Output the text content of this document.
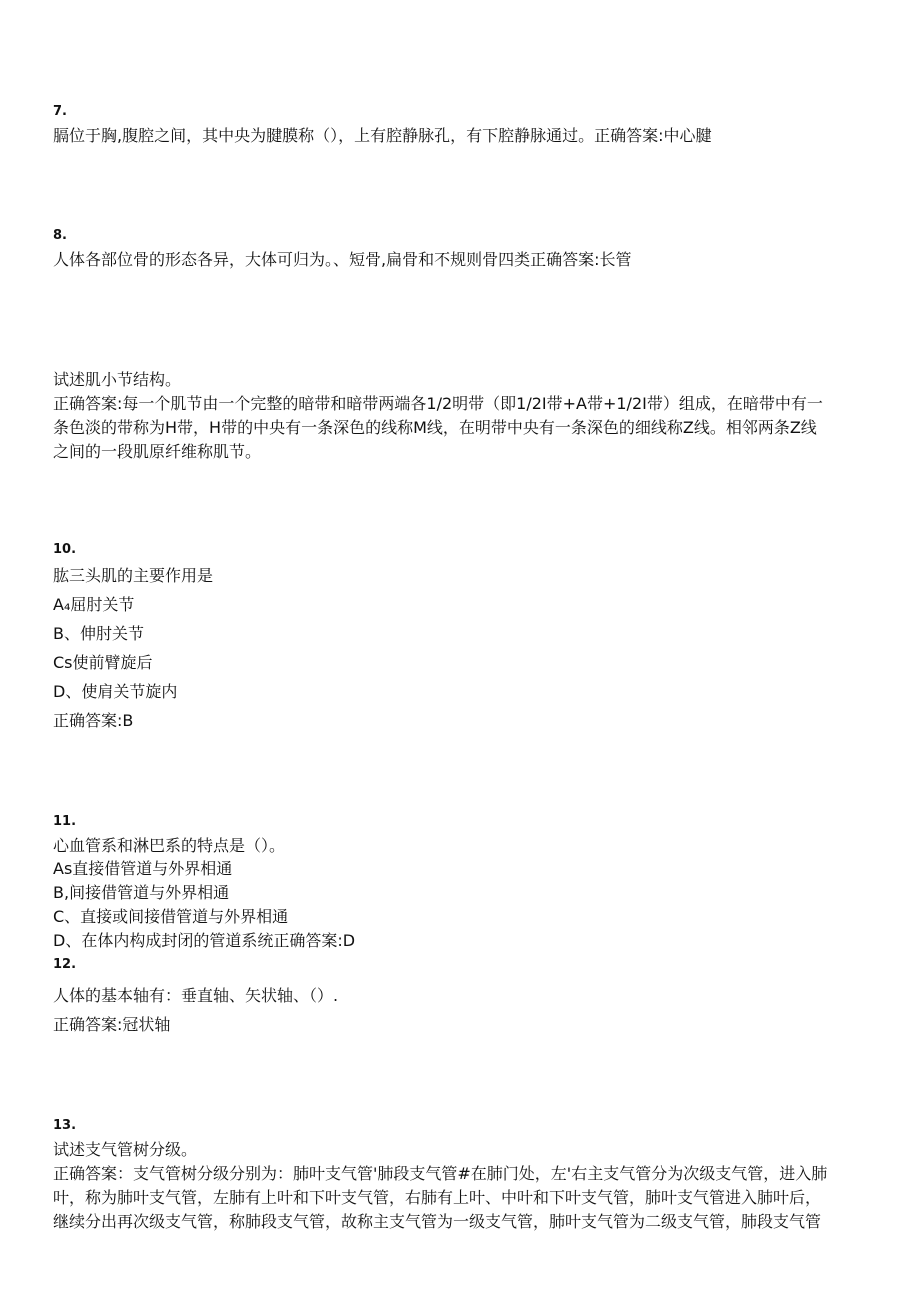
7.
膈位于胸,腹腔之间，其中央为腱膜称（），上有腔静脉孔，有下腔静脉通过。正确答案:中心腱
8.
人体各部位骨的形态各异，大体可归为。、短骨,扁骨和不规则骨四类正确答案:长管
试述肌小节结构。
正确答案:每一个肌节由一个完整的暗带和暗带两端各1/2明带（即1/2I带+A带+1/2I带）组成，在暗带中有一
条色淡的带称为H带，H带的中央有一条深色的线称M线，在明带中央有一条深色的细线称Z线。相邻两条Z线
之间的一段肌原纤维称肌节。
10.
肱三头肌的主要作用是
A₄屈肘关节
B、伸肘关节
Cs使前臂旋后
D、使肩关节旋内
正确答案:B
11.
心血管系和淋巴系的特点是（）。
As直接借管道与外界相通
B,间接借管道与外界相通
C、直接或间接借管道与外界相通
D、在体内构成封闭的管道系统正确答案:D
12.
人体的基本轴有：垂直轴、矢状轴、（）.
正确答案:冠状轴
13.
试述支气管树分级。
正确答案：支气管树分级分别为：肺叶支气管'肺段支气管#在肺门处，左'右主支气管分为次级支气管，进入肺
叶，称为肺叶支气管，左肺有上叶和下叶支气管，右肺有上叶、中叶和下叶支气管，肺叶支气管进入肺叶后，
继续分出再次级支气管，称肺段支气管，故称主支气管为一级支气管，肺叶支气管为二级支气管，肺段支气管
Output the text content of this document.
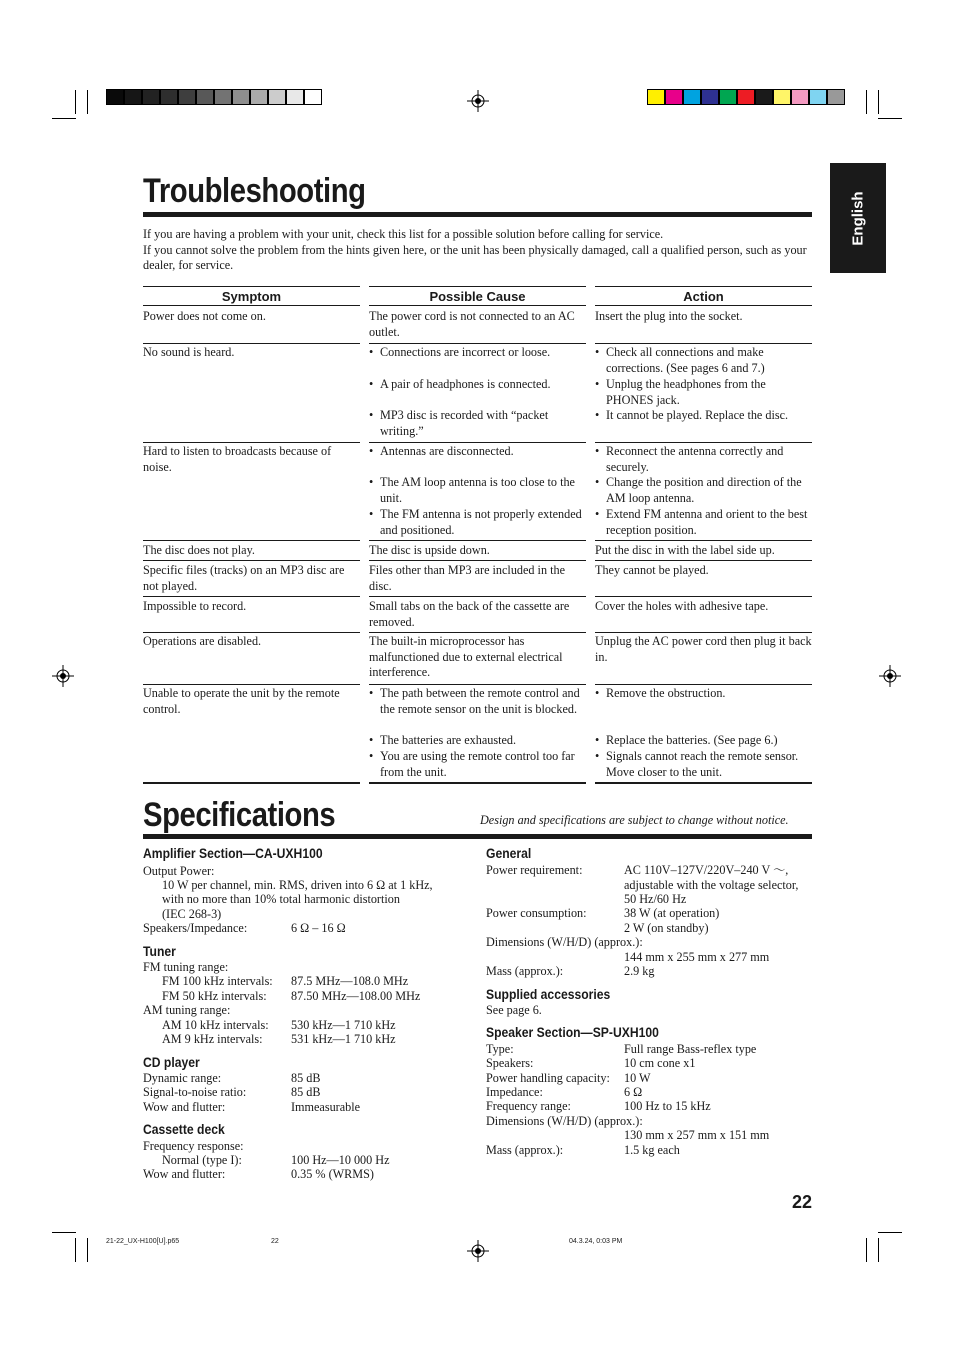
English
Troubleshooting

If you are having a problem with your unit, check this list for a possible solution before calling for service.

If you cannot solve the problem from the hints given here, or the unit has been physically damaged, call a qualified person, such as your dealer, for service.

Symptom	Possible Cause	Action
Power does not come on.	The power cord is not connected to an AC outlet.
Insert the plug into the socket.
No sound is heard.
•	Connections are incorrect or loose.
• A pair of headphones is connected.
• MP3 disc is recorded with “packet writing.”
• Check all connections and make corrections. (See pages 6 and 7.)
• Unplug the headphones from the PHONES jack.
• It cannot be played. Replace the disc.
Hard to listen to broadcasts because of noise.
• Antennas are disconnected.
• The AM loop antenna is too close to the unit.
• The FM antenna is not properly extended and positioned.
• Reconnect the antenna correctly and securely.
• Change the position and direction of the AM loop antenna.
• Extend FM antenna and orient to the best reception position.
The disc does not play.	The disc is upside down.	Put the disc in with the label side up.
Specific files (tracks) on an MP3 disc are not played.
Files other than MP3 are included in the disc.
They cannot be played.
Impossible to record.	Small tabs on the back of the cassette are removed.
Cover the holes with adhesive tape.
Operations are disabled.	The built-in microprocessor has malfunctioned due to external electrical interference.
Unplug the AC power cord then plug it back in.
Unable to operate the unit by the remote control.
• The path between the remote control and the remote sensor on the unit is blocked.
• The batteries are exhausted.
• You are using the remote control too far from the unit.
• Remove the obstruction.
• Replace the batteries. (See page 6.)
• Signals cannot reach the remote sensor. Move closer to the unit.
Specifications	Design and specifications are subject to change without notice.
Amplifier Section—CA-UXH100
Output Power:
10 W per channel, min. RMS, driven into 6 Ω at 1 kHz,
with no more than 10% total harmonic distortion
(IEC 268-3)
Speakers/Impedance:	6 Ω – 16 Ω
Tuner
FM tuning range:
FM 100 kHz intervals: 87.5 MHz—108.0 MHz
FM 50 kHz intervals: 87.50 MHz—108.00 MHz
AM tuning range:
AM 10 kHz intervals: 530 kHz—1 710 kHz
AM 9 kHz intervals: 531 kHz—1 710 kHz
CD player
Dynamic range:	85 dB
Signal-to-noise ratio:	85 dB
Wow and flutter:	Immeasurable
Cassette deck
Frequency response:
Normal (type I):	100 Hz—10 000 Hz
Wow and flutter:	0.35 % (WRMS)
General
Power requirement:	AC 110V–127V/220V–240 V ～,
adjustable with the voltage selector,
50 Hz/60 Hz
Power consumption:	38 W (at operation)
2 W (on standby)
Dimensions (W/H/D) (approx.):
144 mm x 255 mm x 277 mm
Mass (approx.):	2.9 kg
Supplied accessories
See page 6.
Speaker Section—SP-UXH100
Type:	Full range Bass-reflex type
Speakers:	10 cm cone x1
Power handling capacity: 10 W
Impedance:	6 Ω
Frequency range:	100 Hz to 15 kHz
Dimensions (W/H/D) (approx.):
130 mm x 257 mm x 151 mm
Mass (approx.):	1.5 kg each
22
21-22_UX-H100[U].p65	22	04.3.24, 0:03 PM
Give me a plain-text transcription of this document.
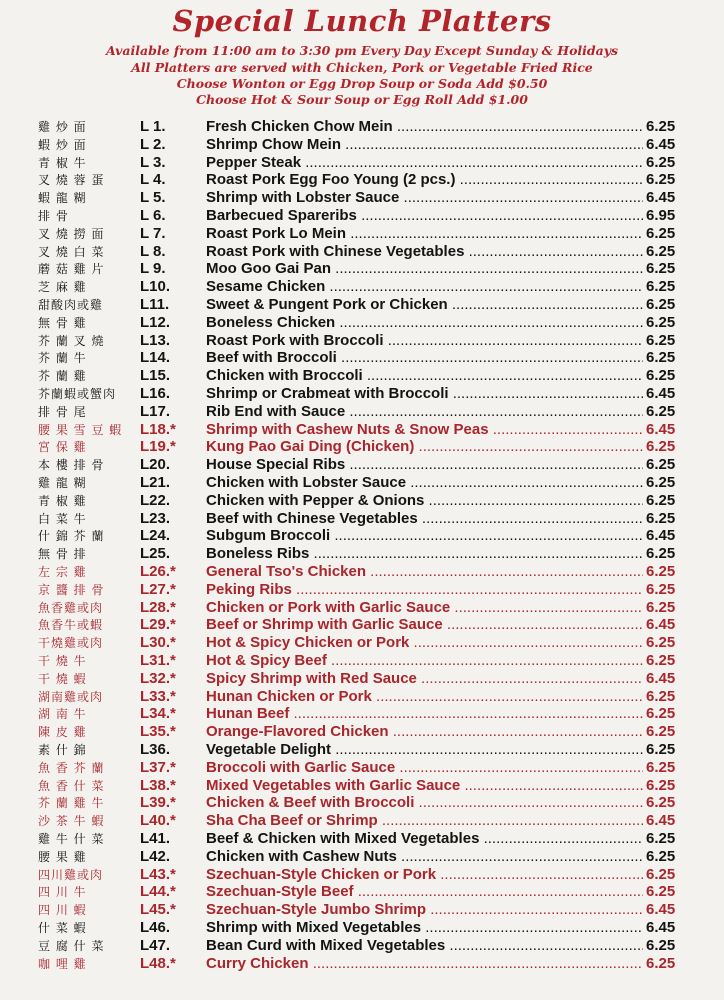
Special Lunch Platters
Available from 11:00 am to 3:30 pm Every Day Except Sunday & Holidays
All Platters are served with Chicken, Pork or Vegetable Fried Rice
Choose Wonton or Egg Drop Soup or Soda Add $0.50
Choose Hot & Sour Soup or Egg Roll Add $1.00
雞 炒 面	L 1.	Fresh Chicken Chow Mein .....	6.25
蝦 炒 面	L 2.	Shrimp Chow Mein .....	6.45
青 椒 牛	L 3.	Pepper Steak .....	6.25
叉 燒 蓉 蛋	L 4.	Roast Pork Egg Foo Young (2 pcs.) .....	6.25
蝦 龍 糊	L 5.	Shrimp with Lobster Sauce .....	6.45
排 骨	L 6.	Barbecued Spareribs .....	6.95
叉 燒 撈 面	L 7.	Roast Pork Lo Mein .....	6.25
叉 燒 白 菜	L 8.	Roast Pork with Chinese Vegetables .....	6.25
蘑 菇 雞 片	L 9.	Moo Goo Gai Pan .....	6.25
芝 麻 雞	L10.	Sesame Chicken .....	6.25
甜酸肉或雞	L11.	Sweet & Pungent Pork or Chicken .....	6.25
無 骨 雞	L12.	Boneless Chicken .....	6.25
芥 蘭 叉 燒	L13.	Roast Pork with Broccoli .....	6.25
芥 蘭 牛	L14.	Beef with Broccoli .....	6.25
芥 蘭 雞	L15.	Chicken with Broccoli .....	6.25
芥蘭蝦或蟹肉	L16.	Shrimp or Crabmeat with Broccoli .....	6.45
排 骨 尾	L17.	Rib End with Sauce .....	6.25
腰 果 雪 豆 蝦	L18.*	Shrimp with Cashew Nuts & Snow Peas .....	6.45
宮 保 雞	L19.*	Kung Pao Gai Ding (Chicken) .....	6.25
本 樓 排 骨	L20.	House Special Ribs .....	6.25
雞 龍 糊	L21.	Chicken with Lobster Sauce .....	6.25
青 椒 雞	L22.	Chicken with Pepper & Onions .....	6.25
白 菜 牛	L23.	Beef with Chinese Vegetables .....	6.25
什 錦 芥 蘭	L24.	Subgum Broccoli .....	6.45
無 骨 排	L25.	Boneless Ribs .....	6.25
左 宗 雞	L26.*	General Tso's Chicken .....	6.25
京 醬 排 骨	L27.*	Peking Ribs .....	6.25
魚香雞或肉	L28.*	Chicken or Pork with Garlic Sauce .....	6.25
魚香牛或蝦	L29.*	Beef or Shrimp with Garlic Sauce .....	6.45
干燒雞或肉	L30.*	Hot & Spicy Chicken or Pork .....	6.25
干 燒 牛	L31.*	Hot & Spicy Beef .....	6.25
干 燒 蝦	L32.*	Spicy Shrimp with Red Sauce .....	6.45
湖南雞或肉	L33.*	Hunan Chicken or Pork .....	6.25
湖 南 牛	L34.*	Hunan Beef .....	6.25
陳 皮 雞	L35.*	Orange-Flavored Chicken .....	6.25
素 什 錦	L36.	Vegetable Delight .....	6.25
魚 香 芥 蘭	L37.*	Broccoli with Garlic Sauce .....	6.25
魚 香 什 菜	L38.*	Mixed Vegetables with Garlic Sauce .....	6.25
芥 蘭 雞 牛	L39.*	Chicken & Beef with Broccoli .....	6.25
沙 茶 牛 蝦	L40.*	Sha Cha Beef or Shrimp .....	6.45
雞 牛 什 菜	L41.	Beef & Chicken with Mixed Vegetables .....	6.25
腰 果 雞	L42.	Chicken with Cashew Nuts .....	6.25
四川雞或肉	L43.*	Szechuan-Style Chicken or Pork .....	6.25
四 川 牛	L44.*	Szechuan-Style Beef .....	6.25
四 川 蝦	L45.*	Szechuan-Style Jumbo Shrimp .....	6.45
什 菜 蝦	L46.	Shrimp with Mixed Vegetables .....	6.45
豆 腐 什 菜	L47.	Bean Curd with Mixed Vegetables .....	6.25
咖 哩 雞	L48.*	Curry Chicken .....	6.25
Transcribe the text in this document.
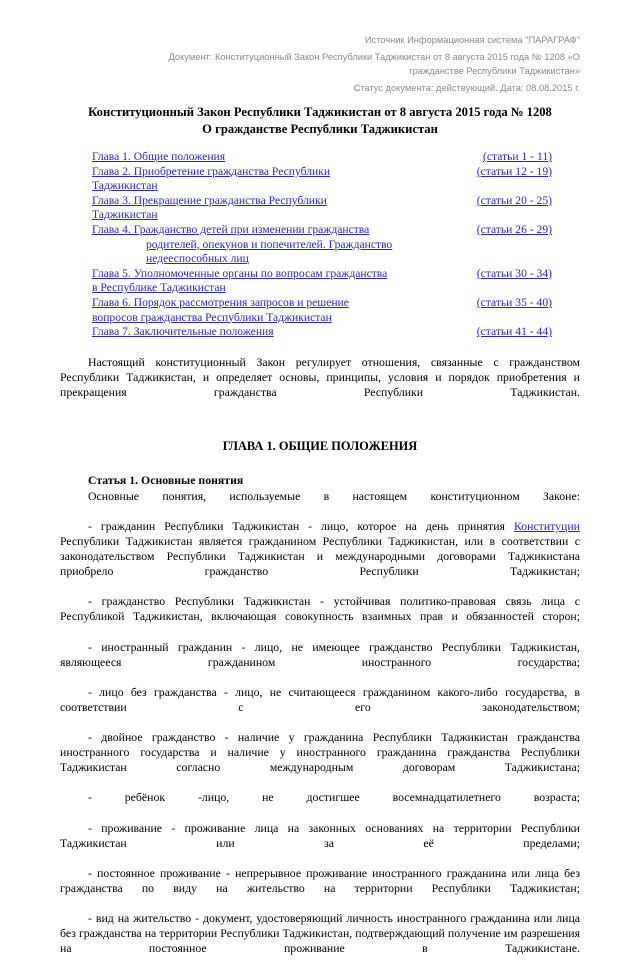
Источник Информационная система "ПАРАГРАФ"
Документ: Конституционный Закон Республики Таджикистан от 8 августа 2015 года № 1208 «О
гражданстве Республики Таджикистан»
Статус документа: действующий. Дата: 08.08.2015 г.
Конституционный Закон Республики Таджикистан от 8 августа 2015 года № 1208
О гражданстве Республики Таджикистан
Глава 1. Общие положения	(статьи 1 - 11)
Глава 2. Приобретение гражданства Республики
Таджикистан
(статьи 12 - 19)
Глава 3. Прекращение гражданства Республики
Таджикистан
(статьи 20 - 25)
Глава 4. Гражданство детей при изменении гражданства
родителей, опекунов и попечителей. Гражданство
недееспособных лиц
(статьи 26 - 29)
Глава 5. Уполномоченные органы по вопросам гражданства
в Республике Таджикистан
(статьи 30 - 34)
Глава 6. Порядок рассмотрения запросов и решение
вопросов гражданства Республики Таджикистан
(статьи 35 - 40)
Глава 7. Заключительные положения	(статьи 41 - 44)

Настоящий конституционный Закон регулирует отношения, связанные с гражданством Республики Таджикистан, и определяет основы, принципы, условия и порядок приобретения и прекращения гражданства Республики Таджикистан.

ГЛАВА 1. ОБЩИЕ ПОЛОЖЕНИЯ

Статья 1. Основные понятия

Основные понятия, используемые в настоящем конституционном Законе:

- гражданин Республики Таджикистан - лицо, которое на день принятия Конституции Республики Таджикистан является гражданином Республики Таджикистан, или в соответствии с законодательством Республики Таджикистан и международными договорами Таджикистана приобрело гражданство Республики Таджикистан;

- гражданство Республики Таджикистан - устойчивая политико-правовая связь лица с Республикой Таджикистан, включающая совокупность взаимных прав и обязанностей сторон;

- иностранный гражданин - лицо, не имеющее гражданство Республики Таджикистан, являющееся гражданином иностранного государства;

- лицо без гражданства - лицо, не считающееся гражданином какого-либо государства, в соответствии с его законодательством;

- двойное гражданство - наличие у гражданина Республики Таджикистан гражданства иностранного государства и наличие у иностранного гражданина гражданства Республики Таджикистан согласно международным договорам Таджикистана;

- ребёнок -лицо, не достигшее восемнадцатилетнего возраста;

- проживание - проживание лица на законных основаниях на территории Республики Таджикистан или за её пределами;

- постоянное проживание - непрерывное проживание иностранного гражданина или лица без гражданства по виду на жительство на территории Республики Таджикистан;

- вид на жительство - документ, удостоверяющий личность иностранного гражданина или лица без гражданства на территории Республики Таджикистан, подтверждающий получение им разрешения на постоянное проживание в Таджикистане.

# # # #

# Set problem
Go through the records and copy each line with "sensor" in it.

# Completed task
• The path between the remote control and the remote sensor on the unit is blocked.
• Signals cannot reach the remote sensor. Move closer to the unit.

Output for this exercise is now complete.